Record list:

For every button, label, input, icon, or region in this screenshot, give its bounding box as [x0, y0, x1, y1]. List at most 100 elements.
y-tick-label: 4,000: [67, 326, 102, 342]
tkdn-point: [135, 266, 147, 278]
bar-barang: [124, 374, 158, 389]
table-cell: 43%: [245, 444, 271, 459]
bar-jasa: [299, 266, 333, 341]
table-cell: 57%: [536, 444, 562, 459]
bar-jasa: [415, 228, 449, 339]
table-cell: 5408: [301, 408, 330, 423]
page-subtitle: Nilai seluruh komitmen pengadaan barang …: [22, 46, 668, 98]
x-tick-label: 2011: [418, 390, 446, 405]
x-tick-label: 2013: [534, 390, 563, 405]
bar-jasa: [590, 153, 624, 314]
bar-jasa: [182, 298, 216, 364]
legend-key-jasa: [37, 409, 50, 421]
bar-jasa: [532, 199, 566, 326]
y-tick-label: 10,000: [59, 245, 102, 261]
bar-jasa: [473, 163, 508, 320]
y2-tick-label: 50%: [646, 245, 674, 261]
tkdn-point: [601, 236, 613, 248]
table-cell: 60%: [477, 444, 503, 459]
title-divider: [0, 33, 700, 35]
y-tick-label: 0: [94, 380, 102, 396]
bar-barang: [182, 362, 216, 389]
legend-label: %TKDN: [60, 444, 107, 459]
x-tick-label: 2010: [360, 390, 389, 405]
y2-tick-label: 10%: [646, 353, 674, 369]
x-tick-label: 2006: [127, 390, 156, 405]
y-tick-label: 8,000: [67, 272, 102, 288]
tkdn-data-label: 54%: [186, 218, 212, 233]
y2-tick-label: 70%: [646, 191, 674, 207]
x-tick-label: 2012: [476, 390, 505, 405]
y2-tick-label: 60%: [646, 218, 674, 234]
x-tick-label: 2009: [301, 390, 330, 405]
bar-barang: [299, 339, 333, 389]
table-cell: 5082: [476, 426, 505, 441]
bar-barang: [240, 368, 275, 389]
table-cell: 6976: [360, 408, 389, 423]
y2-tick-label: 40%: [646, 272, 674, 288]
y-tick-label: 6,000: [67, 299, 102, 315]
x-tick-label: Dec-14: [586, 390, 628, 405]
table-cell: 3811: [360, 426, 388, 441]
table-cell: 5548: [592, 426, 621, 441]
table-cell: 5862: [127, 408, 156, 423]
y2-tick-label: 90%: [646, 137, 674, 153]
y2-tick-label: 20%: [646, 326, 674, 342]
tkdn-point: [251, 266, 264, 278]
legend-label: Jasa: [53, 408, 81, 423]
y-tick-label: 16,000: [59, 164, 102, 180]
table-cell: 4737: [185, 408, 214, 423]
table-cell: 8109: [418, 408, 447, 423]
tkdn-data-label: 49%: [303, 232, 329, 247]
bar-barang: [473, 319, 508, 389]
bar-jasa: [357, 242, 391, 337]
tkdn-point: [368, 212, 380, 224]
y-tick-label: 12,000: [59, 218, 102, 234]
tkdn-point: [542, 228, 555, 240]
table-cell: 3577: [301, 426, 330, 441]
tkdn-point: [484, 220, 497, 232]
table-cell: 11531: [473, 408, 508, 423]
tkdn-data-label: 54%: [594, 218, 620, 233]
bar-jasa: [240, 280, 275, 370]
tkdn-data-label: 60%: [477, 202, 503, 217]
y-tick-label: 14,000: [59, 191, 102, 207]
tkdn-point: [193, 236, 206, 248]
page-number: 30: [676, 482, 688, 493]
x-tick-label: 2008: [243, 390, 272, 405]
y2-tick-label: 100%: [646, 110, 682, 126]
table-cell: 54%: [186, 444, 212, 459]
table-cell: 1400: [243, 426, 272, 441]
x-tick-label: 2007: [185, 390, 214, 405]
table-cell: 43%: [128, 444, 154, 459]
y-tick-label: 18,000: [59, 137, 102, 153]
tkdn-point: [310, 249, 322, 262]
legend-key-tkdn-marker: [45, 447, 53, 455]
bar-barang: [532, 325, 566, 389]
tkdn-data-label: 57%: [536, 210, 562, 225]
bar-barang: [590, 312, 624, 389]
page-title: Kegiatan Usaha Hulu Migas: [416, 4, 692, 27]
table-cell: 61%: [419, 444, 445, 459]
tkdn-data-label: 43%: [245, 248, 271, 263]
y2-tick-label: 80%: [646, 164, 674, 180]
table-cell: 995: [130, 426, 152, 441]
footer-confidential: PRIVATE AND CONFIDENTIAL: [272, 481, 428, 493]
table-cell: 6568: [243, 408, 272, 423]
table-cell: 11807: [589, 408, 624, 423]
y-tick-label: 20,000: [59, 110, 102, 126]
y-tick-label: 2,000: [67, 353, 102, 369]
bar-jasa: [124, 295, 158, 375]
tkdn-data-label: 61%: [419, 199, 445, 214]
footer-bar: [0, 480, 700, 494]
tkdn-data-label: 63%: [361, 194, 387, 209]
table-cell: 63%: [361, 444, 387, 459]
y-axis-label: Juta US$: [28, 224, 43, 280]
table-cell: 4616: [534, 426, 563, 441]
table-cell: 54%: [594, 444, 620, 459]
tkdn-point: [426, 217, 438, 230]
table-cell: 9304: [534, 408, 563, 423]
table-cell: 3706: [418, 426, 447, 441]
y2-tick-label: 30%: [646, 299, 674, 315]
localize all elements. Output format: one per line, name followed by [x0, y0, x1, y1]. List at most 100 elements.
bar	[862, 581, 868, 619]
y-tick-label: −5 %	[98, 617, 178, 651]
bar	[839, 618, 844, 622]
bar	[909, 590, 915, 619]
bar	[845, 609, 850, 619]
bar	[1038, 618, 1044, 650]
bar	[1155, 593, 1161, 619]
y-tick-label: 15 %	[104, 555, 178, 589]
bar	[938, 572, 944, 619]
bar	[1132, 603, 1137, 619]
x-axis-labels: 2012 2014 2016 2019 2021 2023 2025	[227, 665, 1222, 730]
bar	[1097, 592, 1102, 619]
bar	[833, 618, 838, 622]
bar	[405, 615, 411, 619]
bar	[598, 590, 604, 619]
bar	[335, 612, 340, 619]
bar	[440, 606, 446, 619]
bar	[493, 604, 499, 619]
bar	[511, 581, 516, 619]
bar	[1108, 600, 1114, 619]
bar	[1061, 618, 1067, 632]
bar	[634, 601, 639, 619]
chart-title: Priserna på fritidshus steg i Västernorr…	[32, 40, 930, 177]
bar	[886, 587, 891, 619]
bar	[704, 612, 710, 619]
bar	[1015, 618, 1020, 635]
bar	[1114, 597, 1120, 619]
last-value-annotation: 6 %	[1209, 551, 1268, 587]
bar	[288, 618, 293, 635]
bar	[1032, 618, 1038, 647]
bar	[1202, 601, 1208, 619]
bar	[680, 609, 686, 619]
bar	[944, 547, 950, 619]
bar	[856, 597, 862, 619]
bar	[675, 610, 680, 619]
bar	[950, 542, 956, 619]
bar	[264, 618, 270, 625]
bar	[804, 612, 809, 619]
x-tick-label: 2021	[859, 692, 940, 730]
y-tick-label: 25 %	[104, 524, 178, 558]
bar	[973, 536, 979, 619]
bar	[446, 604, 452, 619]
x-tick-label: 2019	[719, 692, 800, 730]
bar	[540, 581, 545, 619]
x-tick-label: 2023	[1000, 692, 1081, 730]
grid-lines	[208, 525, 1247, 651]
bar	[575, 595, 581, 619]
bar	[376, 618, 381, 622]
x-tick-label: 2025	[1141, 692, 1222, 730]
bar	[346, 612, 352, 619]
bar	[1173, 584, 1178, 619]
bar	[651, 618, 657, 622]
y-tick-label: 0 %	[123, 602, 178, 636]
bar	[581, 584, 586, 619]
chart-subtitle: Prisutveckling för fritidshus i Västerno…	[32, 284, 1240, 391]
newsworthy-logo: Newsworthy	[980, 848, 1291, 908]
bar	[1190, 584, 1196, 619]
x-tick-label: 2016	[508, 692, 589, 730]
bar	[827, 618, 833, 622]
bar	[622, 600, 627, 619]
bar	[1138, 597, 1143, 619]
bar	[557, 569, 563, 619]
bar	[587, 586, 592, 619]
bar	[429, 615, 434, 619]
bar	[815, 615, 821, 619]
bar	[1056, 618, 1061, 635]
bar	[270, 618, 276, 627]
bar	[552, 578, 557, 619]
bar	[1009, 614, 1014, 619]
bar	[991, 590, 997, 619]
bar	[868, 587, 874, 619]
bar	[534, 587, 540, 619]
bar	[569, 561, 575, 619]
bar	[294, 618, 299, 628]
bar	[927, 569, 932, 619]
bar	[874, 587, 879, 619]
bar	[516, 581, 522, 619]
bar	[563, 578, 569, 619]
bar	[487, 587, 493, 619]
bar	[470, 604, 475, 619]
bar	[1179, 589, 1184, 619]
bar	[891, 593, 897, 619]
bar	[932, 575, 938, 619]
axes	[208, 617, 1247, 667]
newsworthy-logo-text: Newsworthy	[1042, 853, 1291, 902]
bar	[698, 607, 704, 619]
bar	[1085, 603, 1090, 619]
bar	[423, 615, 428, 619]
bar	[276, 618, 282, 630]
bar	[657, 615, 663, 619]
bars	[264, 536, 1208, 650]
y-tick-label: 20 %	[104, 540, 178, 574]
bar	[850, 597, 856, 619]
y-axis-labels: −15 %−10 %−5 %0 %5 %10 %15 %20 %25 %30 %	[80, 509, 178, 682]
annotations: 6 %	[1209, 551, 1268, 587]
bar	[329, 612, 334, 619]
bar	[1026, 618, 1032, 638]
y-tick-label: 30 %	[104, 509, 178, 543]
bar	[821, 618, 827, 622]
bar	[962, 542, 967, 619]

What to do:
Render the entries from the first line through the line containing "page-subtitle: Nilai seluruh", inclusive, as a Markdown table with the columns Row and Line, numbering each row and leaving out blank lines.

Result for this task:
| Row | Line |
|---|---|
| 1 | For every button, label, input, icon, or region in this screenshot, give its bounding box as [x0, y0, x1, y1]. List at most 100 elements. |
| 2 | y-tick-label: 4,000: [67, 326, 102, 342] |
| 3 | tkdn-point: [135, 266, 147, 278] |
| 4 | bar-barang: [124, 374, 158, 389] |
| 5 | table-cell: 43%: [245, 444, 271, 459] |
| 6 | bar-jasa: [299, 266, 333, 341] |
| 7 | table-cell: 57%: [536, 444, 562, 459] |
| 8 | bar-jasa: [415, 228, 449, 339] |
| 9 | table-cell: 5408: [301, 408, 330, 423] |
| 10 | page-subtitle: Nilai seluruh komitmen pengadaan barang …: [22, 46, 668, 98] |